─── Trecho do documento
História, Literatura,

Encurralado no país do futuro

Lançadas em livro, conferência pacifista e agenda telefônica de Stefan Zweig evocam as dificuldades que enfrentou em seus últimos dias, passados no Brasil

13nov2018 | Edição #7 nov.2017

A publicação de A unidade espiritual do mundo, palestra de Stefan Zweig no Rio de Janeiro, de 1936, e da curiosa versão em fac-símile de sua última agenda de telefones, convida à reconsideração do significado das três viagens do escritor ao Brasil. 

Em 1936, Zweig chegou ao Rio, vindo da Inglaterra, onde morava, de passagem para um congresso do Pen Clube, em Buenos Aires. A visita foi um sucesso, inclusive como evento social. Famoso, o escritor fez a conferência em francês, na Escola de Música, cercado de figuras ilustres.
──────
O que fazer:
Escreva a continuação do texto sobre as viagens de Stefan Zweig ao Brasil, começando logo depois da última frase.
─── Dados exibidos
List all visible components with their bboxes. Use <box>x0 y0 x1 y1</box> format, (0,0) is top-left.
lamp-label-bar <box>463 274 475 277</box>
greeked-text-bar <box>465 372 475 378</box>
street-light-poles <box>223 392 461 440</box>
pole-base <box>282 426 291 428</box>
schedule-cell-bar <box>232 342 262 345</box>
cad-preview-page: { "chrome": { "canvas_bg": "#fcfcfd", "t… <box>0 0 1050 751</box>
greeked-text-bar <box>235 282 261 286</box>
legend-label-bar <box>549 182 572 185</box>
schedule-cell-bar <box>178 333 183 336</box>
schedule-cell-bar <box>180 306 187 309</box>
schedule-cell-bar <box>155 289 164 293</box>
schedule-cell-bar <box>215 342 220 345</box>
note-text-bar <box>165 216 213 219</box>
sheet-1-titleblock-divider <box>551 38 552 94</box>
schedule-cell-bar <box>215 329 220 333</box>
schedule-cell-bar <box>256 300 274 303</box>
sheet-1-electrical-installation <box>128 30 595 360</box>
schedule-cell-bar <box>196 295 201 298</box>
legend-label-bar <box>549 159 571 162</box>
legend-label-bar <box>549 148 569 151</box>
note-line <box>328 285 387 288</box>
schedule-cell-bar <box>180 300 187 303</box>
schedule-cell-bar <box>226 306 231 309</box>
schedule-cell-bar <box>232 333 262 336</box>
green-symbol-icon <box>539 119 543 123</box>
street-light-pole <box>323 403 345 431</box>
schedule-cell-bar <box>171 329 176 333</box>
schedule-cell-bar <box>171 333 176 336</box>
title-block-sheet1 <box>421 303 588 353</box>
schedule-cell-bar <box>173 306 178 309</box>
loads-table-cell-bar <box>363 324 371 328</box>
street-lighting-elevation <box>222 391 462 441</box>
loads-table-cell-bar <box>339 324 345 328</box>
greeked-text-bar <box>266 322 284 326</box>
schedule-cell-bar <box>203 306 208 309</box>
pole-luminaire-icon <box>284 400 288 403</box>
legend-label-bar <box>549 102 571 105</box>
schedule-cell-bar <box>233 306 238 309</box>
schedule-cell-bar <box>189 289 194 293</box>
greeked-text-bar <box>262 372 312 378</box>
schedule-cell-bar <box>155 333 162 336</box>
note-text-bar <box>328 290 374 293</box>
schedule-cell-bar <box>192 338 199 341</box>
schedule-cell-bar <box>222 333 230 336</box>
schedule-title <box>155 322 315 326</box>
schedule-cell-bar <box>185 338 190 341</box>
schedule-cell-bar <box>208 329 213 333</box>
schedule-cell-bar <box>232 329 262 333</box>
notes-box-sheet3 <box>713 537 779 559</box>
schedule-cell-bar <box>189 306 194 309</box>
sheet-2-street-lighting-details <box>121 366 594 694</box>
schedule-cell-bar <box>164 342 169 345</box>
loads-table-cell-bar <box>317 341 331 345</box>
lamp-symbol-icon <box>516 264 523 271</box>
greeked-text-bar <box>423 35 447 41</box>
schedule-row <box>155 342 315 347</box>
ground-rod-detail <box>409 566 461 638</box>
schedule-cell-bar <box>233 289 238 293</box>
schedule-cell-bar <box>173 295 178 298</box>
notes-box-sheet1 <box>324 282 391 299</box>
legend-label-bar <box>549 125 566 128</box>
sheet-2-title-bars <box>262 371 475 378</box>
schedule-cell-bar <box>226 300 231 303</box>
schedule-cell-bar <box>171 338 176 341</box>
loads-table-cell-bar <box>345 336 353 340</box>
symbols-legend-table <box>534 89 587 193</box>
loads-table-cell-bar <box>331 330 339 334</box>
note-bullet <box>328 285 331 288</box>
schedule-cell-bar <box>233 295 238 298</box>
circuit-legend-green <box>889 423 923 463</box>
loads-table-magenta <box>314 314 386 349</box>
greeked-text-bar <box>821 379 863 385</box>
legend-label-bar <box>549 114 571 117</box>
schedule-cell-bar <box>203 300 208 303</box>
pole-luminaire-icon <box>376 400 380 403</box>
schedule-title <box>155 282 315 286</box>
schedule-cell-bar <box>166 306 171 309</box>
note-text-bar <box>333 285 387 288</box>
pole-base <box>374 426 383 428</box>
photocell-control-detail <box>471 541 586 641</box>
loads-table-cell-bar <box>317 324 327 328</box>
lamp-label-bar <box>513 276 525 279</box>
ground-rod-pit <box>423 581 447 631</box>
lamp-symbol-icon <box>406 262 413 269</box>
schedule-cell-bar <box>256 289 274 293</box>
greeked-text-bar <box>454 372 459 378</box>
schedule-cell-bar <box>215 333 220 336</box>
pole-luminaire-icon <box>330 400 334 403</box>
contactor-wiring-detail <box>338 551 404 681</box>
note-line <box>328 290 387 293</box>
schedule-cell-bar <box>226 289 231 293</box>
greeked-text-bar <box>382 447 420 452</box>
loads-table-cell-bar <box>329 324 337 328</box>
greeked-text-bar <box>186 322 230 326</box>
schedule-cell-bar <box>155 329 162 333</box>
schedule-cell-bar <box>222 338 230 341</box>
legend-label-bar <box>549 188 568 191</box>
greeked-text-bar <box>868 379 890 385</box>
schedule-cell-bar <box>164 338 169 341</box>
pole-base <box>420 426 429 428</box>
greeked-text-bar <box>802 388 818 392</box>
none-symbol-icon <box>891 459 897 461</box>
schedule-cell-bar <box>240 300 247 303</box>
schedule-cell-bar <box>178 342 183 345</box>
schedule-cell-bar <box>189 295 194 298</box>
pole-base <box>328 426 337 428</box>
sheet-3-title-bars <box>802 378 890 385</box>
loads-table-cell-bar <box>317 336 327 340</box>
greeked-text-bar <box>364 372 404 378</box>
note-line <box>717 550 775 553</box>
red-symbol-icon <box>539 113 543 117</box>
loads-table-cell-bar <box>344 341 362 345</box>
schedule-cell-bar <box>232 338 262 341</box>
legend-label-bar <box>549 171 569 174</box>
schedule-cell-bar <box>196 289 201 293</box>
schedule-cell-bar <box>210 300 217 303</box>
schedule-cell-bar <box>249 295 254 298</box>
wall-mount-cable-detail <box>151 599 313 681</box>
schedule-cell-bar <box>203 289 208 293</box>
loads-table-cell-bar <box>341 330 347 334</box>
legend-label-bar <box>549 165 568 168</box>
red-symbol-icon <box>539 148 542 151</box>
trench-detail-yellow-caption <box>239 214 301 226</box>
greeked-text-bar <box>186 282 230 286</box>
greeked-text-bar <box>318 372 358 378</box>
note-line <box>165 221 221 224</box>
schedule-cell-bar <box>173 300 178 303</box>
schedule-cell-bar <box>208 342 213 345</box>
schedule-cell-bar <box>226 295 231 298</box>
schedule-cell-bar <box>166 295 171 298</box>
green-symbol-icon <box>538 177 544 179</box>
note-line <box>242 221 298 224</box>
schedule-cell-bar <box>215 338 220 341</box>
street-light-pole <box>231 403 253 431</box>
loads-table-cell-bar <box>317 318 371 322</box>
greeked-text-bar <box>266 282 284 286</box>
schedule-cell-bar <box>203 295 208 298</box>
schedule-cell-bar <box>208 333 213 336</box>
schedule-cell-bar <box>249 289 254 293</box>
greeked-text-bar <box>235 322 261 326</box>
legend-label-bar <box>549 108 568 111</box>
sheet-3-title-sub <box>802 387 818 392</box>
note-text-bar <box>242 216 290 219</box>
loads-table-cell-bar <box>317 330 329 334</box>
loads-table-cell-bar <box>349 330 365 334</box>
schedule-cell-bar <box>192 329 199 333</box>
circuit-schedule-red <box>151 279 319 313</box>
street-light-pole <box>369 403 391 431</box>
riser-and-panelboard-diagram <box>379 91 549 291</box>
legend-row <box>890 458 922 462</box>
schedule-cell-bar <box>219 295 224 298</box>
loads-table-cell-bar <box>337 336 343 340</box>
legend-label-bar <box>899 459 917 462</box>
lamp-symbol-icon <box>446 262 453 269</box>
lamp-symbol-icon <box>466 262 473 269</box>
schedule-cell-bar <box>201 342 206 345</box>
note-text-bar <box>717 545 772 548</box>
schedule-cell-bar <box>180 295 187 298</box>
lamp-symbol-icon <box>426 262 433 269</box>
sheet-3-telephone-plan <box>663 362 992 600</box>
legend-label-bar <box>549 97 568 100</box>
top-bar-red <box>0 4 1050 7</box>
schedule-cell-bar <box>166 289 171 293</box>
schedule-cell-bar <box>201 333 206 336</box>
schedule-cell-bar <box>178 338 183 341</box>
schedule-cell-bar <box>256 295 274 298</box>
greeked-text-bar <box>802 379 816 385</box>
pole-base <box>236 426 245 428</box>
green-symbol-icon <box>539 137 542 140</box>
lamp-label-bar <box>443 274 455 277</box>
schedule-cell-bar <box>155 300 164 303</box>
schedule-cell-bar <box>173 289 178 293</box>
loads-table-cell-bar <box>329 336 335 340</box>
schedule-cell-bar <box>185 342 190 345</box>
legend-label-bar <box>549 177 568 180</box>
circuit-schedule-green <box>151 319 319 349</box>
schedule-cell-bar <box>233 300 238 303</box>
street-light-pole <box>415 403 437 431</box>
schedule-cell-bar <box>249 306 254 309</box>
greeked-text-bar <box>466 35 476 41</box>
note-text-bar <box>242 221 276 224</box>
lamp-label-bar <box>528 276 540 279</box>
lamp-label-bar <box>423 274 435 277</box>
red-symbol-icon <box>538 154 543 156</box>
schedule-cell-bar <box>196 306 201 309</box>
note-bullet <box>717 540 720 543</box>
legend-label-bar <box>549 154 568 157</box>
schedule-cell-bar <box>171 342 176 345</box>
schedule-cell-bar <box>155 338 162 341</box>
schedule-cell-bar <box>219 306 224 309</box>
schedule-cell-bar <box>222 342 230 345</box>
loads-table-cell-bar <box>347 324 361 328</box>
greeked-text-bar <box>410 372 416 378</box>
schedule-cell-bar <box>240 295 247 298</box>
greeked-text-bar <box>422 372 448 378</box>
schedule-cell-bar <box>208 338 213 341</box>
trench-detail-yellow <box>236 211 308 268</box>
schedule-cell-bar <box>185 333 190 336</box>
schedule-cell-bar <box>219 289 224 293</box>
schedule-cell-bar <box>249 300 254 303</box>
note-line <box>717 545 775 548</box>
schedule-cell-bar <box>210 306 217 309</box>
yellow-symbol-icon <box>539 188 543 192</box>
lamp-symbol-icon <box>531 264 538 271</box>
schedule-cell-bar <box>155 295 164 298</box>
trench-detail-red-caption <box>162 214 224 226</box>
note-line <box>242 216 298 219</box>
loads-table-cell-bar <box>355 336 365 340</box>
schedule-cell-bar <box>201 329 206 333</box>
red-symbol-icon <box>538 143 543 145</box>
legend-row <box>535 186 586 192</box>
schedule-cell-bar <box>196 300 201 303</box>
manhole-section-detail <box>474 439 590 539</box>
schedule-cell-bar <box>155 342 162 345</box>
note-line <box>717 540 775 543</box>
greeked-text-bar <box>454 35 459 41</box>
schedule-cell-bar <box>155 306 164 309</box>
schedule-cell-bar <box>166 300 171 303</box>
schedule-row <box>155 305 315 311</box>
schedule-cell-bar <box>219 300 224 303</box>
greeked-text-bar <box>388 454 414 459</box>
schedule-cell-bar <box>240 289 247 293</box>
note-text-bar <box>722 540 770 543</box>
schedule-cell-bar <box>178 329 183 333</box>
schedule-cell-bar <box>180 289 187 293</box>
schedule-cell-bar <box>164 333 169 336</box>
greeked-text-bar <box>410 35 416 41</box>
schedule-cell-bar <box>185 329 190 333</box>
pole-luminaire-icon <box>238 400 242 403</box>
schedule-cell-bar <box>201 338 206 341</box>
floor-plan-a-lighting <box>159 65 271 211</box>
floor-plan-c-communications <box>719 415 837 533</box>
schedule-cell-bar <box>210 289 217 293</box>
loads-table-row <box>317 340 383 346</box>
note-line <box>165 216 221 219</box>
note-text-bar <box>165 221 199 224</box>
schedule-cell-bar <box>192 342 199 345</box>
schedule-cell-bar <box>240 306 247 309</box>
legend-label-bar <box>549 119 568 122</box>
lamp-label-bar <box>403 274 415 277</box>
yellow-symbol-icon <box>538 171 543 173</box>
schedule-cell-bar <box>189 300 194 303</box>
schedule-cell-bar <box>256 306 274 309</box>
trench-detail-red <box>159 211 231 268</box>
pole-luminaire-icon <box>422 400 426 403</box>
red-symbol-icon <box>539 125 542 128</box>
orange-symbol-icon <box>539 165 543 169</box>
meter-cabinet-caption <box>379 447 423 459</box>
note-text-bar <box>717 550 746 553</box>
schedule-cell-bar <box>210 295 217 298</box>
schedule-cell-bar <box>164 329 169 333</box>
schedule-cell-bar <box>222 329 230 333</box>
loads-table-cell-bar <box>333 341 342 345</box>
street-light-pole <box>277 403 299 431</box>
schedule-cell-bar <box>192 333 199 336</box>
──────
Resposta:
A palestra é uma defesa do pacifismo, uma causa que Zweig [1881-1942] assumira já no período da Primeira Grande Guerra. Seu pacifismo tinha um viés cultural, era antinacionalista e europeísta. Durante o conflito mundial, Zweig jamais aceitou que os amigos Romain Rolland e Émile Verhaeren, francês e belga, ambos escritores, fossem vistos como pertencentes ao campo inimigo. Na apresentação da conferência, Celso Lafer lembra a classificação, pelo cientista político italiano Norberto Bobbio, de três formas de pacifismo — o instrumental, que persegue uma política de desarmamento, o institucional, que objetiva a criação de órgãos reguladores para garantir a paz, e o mais difícil de ser exercido, o finalista, de adesão pessoal, que pretende convencer do valor da paz. Este era o caso de Zweig.

Na visita ao Rio, com o continente europeu partido, o europeísmo de Zweig não fazia mais sentido. Por este motivo, o escritor desviou sua atenção da Europa para a América Latina e tomou como tema de sua palestra a unidade espiritual do mundo. Pela primeira vez, ele manifestou a crença de que caberia aos latino-americanos, voltados para o futuro, o papel de condução da unificação espiritual. Recorreu em sua argumentação ao episódio bíblico da Torre de Babel, que remeteria ao ideal de comunicação universal, e ao espírito da latinidade, a seu ver, uma força integradora.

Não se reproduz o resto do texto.